Figure collection entries:
============

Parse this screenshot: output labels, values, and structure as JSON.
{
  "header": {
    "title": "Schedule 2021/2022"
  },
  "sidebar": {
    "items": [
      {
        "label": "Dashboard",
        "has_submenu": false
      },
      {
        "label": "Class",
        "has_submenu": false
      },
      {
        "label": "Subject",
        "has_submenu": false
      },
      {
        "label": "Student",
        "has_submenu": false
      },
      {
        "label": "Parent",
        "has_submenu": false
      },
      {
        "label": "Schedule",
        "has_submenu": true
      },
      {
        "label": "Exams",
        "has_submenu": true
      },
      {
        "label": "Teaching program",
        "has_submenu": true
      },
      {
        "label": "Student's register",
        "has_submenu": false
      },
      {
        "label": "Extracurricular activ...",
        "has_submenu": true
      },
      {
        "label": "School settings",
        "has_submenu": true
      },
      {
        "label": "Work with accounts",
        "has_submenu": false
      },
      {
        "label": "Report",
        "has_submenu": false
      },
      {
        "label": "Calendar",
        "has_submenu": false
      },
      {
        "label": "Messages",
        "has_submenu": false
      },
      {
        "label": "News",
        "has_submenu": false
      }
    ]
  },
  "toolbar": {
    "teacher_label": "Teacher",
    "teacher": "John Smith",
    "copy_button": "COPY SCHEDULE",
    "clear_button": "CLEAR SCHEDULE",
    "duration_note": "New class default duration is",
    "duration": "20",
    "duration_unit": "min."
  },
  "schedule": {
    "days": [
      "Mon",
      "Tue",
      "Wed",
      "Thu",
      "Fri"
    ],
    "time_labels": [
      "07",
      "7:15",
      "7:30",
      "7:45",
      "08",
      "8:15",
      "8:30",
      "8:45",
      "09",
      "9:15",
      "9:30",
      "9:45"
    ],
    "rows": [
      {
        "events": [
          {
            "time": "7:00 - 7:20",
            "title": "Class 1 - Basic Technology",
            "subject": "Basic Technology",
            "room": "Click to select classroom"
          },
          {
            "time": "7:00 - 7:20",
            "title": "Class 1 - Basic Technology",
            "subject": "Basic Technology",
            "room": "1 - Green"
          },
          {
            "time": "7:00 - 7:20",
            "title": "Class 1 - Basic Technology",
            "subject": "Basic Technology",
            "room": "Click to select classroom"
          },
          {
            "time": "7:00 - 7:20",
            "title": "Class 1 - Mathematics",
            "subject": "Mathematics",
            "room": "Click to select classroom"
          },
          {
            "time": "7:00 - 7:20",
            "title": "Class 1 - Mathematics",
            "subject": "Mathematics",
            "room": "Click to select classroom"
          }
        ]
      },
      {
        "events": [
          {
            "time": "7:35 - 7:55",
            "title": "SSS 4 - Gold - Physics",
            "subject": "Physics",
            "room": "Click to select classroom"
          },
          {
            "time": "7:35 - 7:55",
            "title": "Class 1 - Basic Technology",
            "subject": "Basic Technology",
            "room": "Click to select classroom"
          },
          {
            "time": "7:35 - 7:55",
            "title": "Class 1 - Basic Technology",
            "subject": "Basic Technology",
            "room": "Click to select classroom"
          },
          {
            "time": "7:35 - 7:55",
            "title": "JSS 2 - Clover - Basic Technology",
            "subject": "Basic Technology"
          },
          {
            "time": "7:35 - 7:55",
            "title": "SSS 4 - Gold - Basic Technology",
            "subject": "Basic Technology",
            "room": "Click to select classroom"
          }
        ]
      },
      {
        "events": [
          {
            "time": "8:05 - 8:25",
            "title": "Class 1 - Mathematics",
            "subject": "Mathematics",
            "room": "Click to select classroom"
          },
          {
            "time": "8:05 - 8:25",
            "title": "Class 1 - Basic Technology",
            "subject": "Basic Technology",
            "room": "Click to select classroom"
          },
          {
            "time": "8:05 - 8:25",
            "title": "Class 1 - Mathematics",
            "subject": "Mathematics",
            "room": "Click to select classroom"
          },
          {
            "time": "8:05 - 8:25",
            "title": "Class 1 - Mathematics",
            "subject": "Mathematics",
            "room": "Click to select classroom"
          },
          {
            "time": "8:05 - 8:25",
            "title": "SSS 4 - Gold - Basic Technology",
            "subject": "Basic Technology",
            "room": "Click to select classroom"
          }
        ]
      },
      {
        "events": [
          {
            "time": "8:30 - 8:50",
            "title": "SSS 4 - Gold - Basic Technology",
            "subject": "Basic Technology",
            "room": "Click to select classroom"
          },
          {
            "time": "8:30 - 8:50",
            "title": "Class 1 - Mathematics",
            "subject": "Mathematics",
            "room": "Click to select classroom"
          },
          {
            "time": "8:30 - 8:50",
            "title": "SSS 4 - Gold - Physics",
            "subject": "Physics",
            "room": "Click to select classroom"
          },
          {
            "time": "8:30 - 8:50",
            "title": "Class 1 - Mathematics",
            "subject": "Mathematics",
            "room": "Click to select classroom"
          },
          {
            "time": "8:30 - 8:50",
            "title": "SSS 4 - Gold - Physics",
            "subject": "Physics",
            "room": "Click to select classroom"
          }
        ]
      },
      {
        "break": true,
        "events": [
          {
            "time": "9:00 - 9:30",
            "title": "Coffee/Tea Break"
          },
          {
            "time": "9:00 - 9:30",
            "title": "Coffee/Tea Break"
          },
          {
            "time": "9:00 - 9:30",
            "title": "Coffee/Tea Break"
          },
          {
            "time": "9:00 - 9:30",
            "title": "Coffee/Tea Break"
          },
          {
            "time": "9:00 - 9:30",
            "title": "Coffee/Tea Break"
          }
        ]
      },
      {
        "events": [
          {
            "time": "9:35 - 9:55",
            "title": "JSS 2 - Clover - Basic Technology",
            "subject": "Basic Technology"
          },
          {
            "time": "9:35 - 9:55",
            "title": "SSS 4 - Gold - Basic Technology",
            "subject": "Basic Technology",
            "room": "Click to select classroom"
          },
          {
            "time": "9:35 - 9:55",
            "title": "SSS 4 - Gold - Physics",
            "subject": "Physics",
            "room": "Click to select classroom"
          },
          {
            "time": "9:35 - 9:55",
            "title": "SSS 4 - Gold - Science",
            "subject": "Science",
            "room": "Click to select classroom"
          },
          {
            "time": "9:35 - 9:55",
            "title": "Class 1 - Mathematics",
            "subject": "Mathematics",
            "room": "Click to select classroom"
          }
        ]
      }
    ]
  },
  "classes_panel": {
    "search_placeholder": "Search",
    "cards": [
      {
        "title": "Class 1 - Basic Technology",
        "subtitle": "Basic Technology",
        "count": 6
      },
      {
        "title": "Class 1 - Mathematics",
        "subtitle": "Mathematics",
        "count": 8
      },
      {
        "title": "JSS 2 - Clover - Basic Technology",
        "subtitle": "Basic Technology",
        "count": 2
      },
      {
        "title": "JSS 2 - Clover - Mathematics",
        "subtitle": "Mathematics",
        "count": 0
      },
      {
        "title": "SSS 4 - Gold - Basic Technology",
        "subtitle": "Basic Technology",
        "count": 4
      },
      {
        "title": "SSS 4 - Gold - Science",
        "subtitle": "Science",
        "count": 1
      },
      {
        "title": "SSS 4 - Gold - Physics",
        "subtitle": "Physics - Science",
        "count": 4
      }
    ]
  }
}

============

Search the lines for the word "Science" and report how many contain it, by number only.

→ **TASK OUTPUT**:
5